Count every line of the material that holds the string "title". Respond with the total only.

> **Data to process**
--------------------------------
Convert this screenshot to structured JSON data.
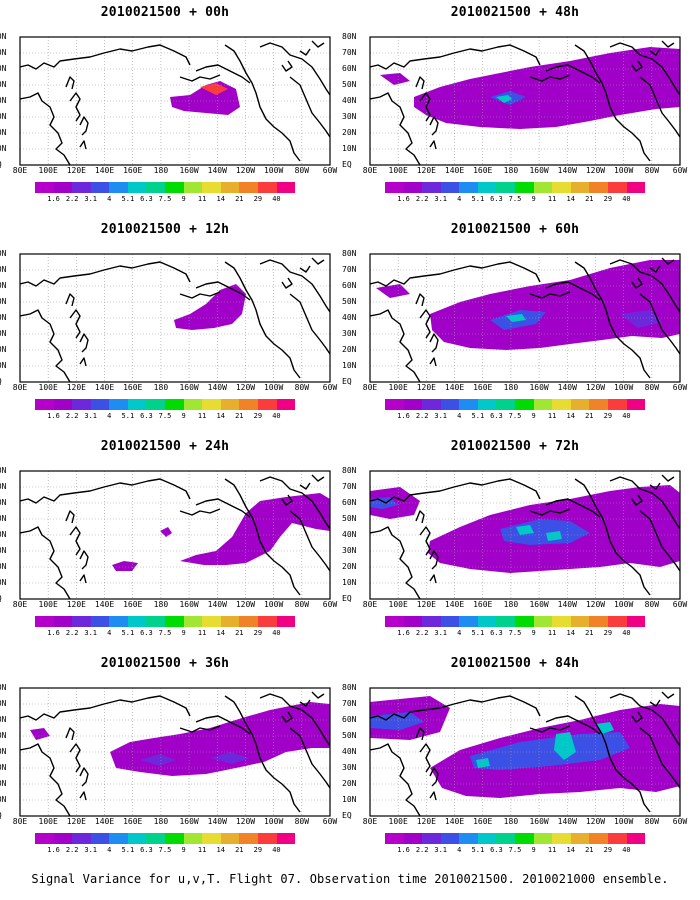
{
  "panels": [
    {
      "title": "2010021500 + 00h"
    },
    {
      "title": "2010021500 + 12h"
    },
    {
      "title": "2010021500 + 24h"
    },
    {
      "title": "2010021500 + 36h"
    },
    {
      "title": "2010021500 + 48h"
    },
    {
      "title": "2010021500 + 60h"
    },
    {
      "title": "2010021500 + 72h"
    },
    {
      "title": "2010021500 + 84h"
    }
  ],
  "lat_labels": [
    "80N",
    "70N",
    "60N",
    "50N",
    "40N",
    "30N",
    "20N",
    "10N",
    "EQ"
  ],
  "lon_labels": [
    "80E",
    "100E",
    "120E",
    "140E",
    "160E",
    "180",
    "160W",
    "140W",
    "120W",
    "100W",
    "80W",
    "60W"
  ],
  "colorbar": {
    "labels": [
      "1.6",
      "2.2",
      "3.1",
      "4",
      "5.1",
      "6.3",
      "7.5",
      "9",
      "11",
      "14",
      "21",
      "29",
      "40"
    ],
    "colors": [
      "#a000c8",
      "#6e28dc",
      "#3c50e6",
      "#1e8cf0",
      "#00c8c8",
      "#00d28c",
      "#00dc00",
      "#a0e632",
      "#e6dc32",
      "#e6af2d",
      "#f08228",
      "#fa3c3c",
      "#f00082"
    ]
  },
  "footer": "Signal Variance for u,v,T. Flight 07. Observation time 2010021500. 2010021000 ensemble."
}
--------------------------------
> **Solution to this problem**
8